* Start DATA ENTRIES *

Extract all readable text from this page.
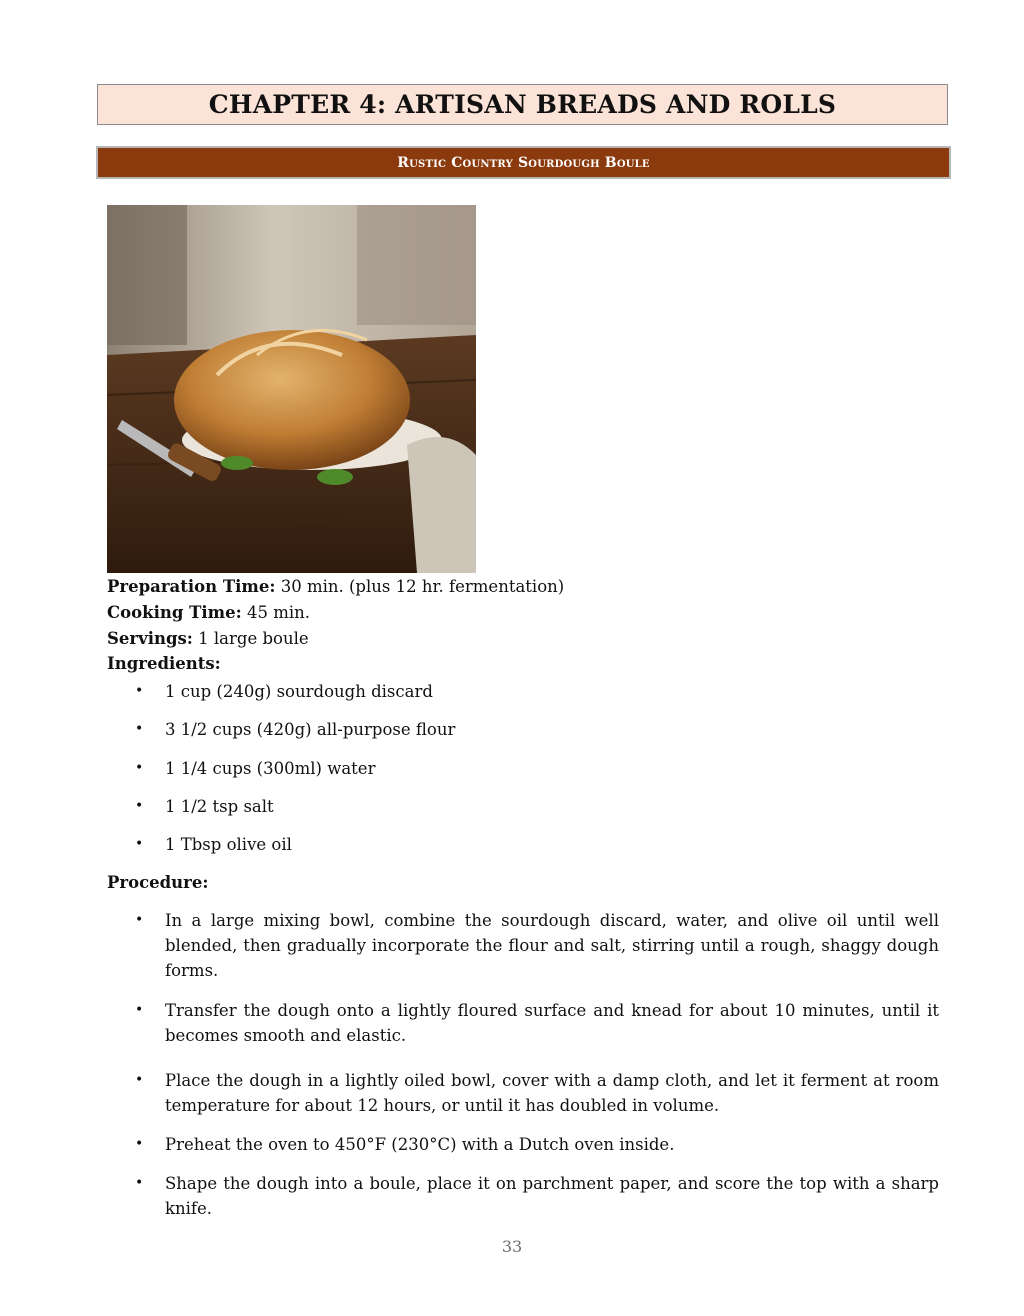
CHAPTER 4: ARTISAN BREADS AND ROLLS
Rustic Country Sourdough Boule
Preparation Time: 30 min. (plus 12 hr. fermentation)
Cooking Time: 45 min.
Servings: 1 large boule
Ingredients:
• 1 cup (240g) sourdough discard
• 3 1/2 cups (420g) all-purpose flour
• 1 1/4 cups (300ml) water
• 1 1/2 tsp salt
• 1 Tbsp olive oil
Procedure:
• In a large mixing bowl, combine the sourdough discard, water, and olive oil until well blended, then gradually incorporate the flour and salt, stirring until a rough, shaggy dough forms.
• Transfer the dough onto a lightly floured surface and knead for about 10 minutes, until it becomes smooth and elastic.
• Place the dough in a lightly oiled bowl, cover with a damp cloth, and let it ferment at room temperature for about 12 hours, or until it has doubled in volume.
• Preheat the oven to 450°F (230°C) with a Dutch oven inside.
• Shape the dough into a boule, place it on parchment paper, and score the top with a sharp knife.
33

* End DATA ENTRIES *
* Start DATA ENTRIES *

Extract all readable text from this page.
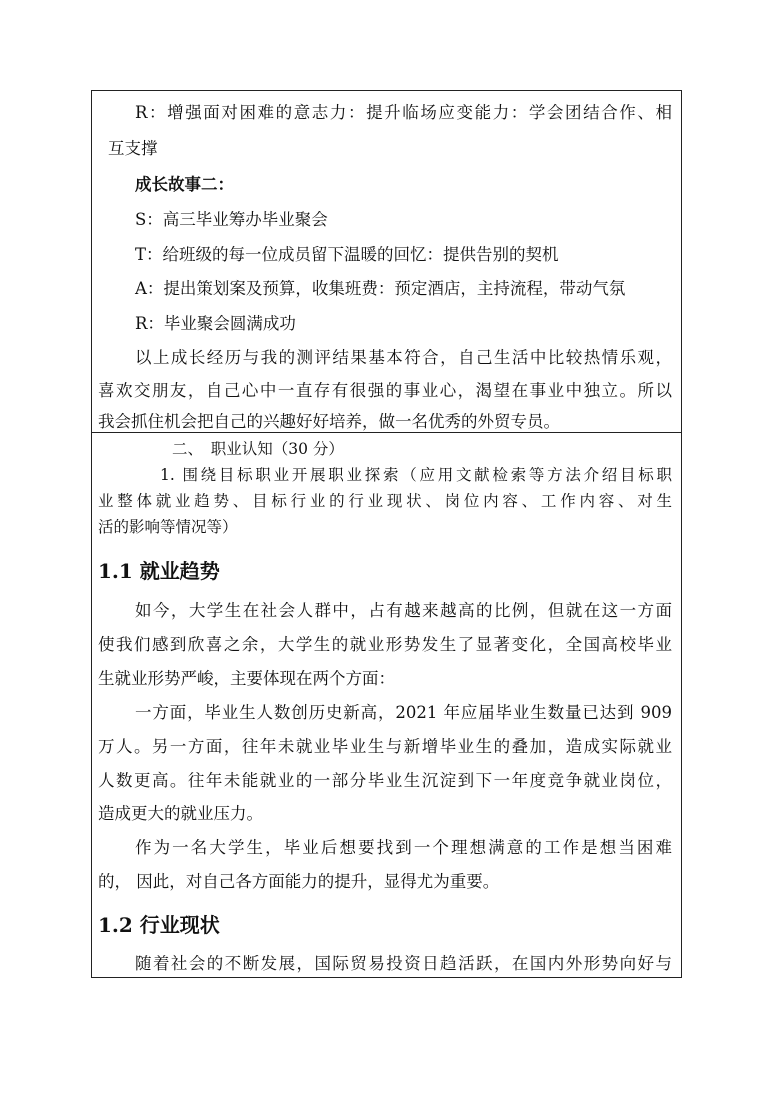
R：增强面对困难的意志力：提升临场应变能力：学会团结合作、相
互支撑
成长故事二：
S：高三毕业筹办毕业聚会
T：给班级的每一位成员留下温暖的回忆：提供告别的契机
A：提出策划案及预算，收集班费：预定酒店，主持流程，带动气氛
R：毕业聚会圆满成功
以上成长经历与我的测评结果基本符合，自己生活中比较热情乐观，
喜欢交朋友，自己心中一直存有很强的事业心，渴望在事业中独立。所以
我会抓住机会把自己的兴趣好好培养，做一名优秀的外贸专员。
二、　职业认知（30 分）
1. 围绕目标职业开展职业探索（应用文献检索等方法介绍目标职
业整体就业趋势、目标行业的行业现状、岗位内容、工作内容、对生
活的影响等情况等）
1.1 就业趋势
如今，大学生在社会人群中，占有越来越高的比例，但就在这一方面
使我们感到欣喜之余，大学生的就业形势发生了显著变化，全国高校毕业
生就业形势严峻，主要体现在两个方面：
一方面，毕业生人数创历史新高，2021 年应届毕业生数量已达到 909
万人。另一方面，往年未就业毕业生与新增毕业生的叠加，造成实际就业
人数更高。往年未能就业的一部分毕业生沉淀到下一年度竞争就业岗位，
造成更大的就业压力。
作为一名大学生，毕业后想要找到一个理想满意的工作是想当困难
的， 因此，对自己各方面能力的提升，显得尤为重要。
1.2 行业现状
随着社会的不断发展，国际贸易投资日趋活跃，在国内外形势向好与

* End DATA ENTRIES *

WHAT IS ASKED: Go through the preceding material and copy each line that has the word "lightly".

RESULT BELOW:
• Transfer the dough onto a lightly floured surface and knead for about 10 minutes, until it becomes smooth and elastic.
• Place the dough in a lightly oiled bowl, cover with a damp cloth, and let it ferment at room temperature for about 12 hours, or until it has doubled in volume.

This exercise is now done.